• What to do:
Repeat the entries below exactly as they appear, with no pictures.
>> Start Data provided
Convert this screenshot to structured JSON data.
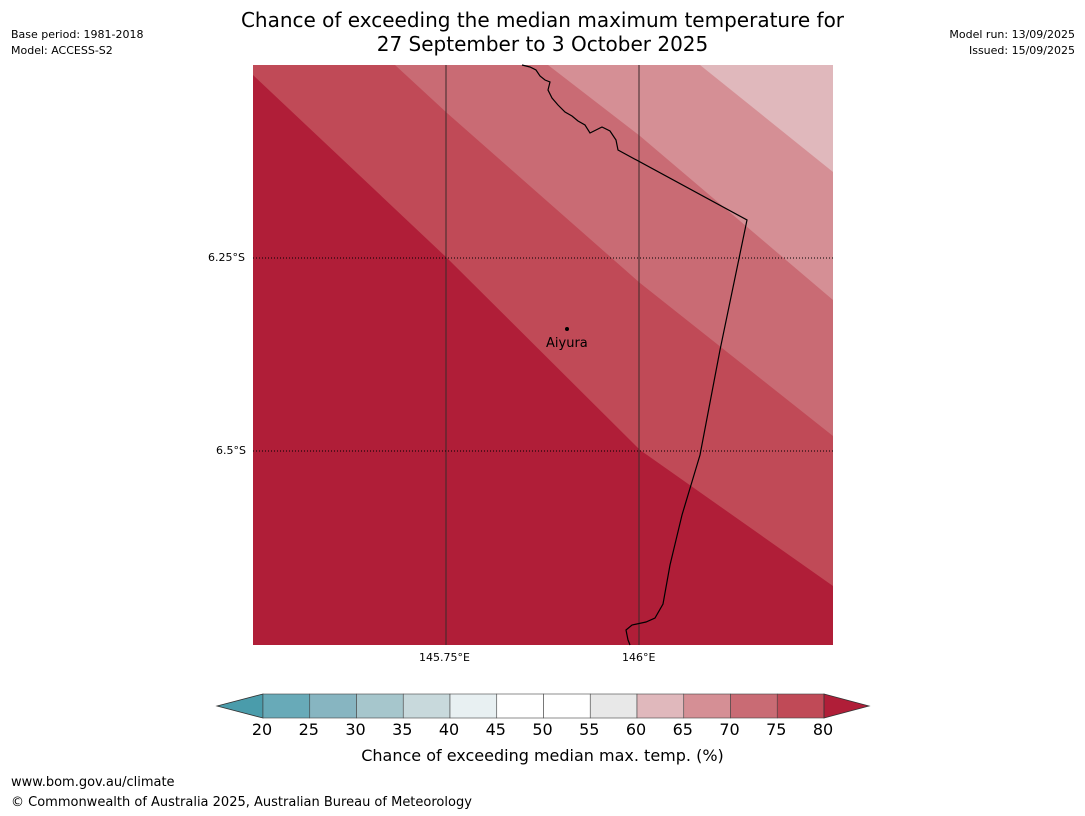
{
  "title": {
    "line1": "Chance of exceeding the median maximum temperature for",
    "line2": "27 September to 3 October 2025"
  },
  "meta": {
    "base_period": "Base period: 1981-2018",
    "model": "Model: ACCESS-S2",
    "model_run": "Model run: 13/09/2025",
    "issued": "Issued: 15/09/2025"
  },
  "map": {
    "grid_labels": {
      "lat_1": "6.25°S",
      "lat_2": "6.5°S",
      "lon_1": "145.75°E",
      "lon_2": "146°E"
    },
    "place": {
      "name": "Aiyura"
    },
    "band_colors": {
      "80": "#b01e38",
      "75": "#c04a57",
      "70": "#c96b74",
      "65": "#d58f95",
      "60": "#e0b8bc"
    }
  },
  "colorbar": {
    "label": "Chance of exceeding median max. temp. (%)",
    "ticks": [
      "20",
      "25",
      "30",
      "35",
      "40",
      "45",
      "50",
      "55",
      "60",
      "65",
      "70",
      "75",
      "80"
    ],
    "colors": [
      "#68aab8",
      "#87b5c1",
      "#a6c6cc",
      "#c8d9dc",
      "#e8f0f2",
      "#ffffff",
      "#ffffff",
      "#e8e8e8",
      "#e0b8bc",
      "#d58f95",
      "#c96b74",
      "#c04a57"
    ],
    "under_color": "#4a9cab",
    "over_color": "#b01e38"
  },
  "footer": {
    "url": "www.bom.gov.au/climate",
    "copyright": "© Commonwealth of Australia 2025, Australian Bureau of Meteorology"
  }
}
>> End Data provided
• The solution:
Convert this screenshot to structured JSON data.
{
  "title": {
    "line1": "Chance of exceeding the median maximum temperature for",
    "line2": "27 September to 3 October 2025"
  },
  "meta": {
    "base_period": "Base period: 1981-2018",
    "model": "Model: ACCESS-S2",
    "model_run": "Model run: 13/09/2025",
    "issued": "Issued: 15/09/2025"
  },
  "map": {
    "grid_labels": {
      "lat_1": "6.25°S",
      "lat_2": "6.5°S",
      "lon_1": "145.75°E",
      "lon_2": "146°E"
    },
    "place": {
      "name": "Aiyura"
    },
    "band_colors": {
      "80": "#b01e38",
      "75": "#c04a57",
      "70": "#c96b74",
      "65": "#d58f95",
      "60": "#e0b8bc"
    }
  },
  "colorbar": {
    "label": "Chance of exceeding median max. temp. (%)",
    "ticks": [
      "20",
      "25",
      "30",
      "35",
      "40",
      "45",
      "50",
      "55",
      "60",
      "65",
      "70",
      "75",
      "80"
    ],
    "colors": [
      "#68aab8",
      "#87b5c1",
      "#a6c6cc",
      "#c8d9dc",
      "#e8f0f2",
      "#ffffff",
      "#ffffff",
      "#e8e8e8",
      "#e0b8bc",
      "#d58f95",
      "#c96b74",
      "#c04a57"
    ],
    "under_color": "#4a9cab",
    "over_color": "#b01e38"
  },
  "footer": {
    "url": "www.bom.gov.au/climate",
    "copyright": "© Commonwealth of Australia 2025, Australian Bureau of Meteorology"
  }
}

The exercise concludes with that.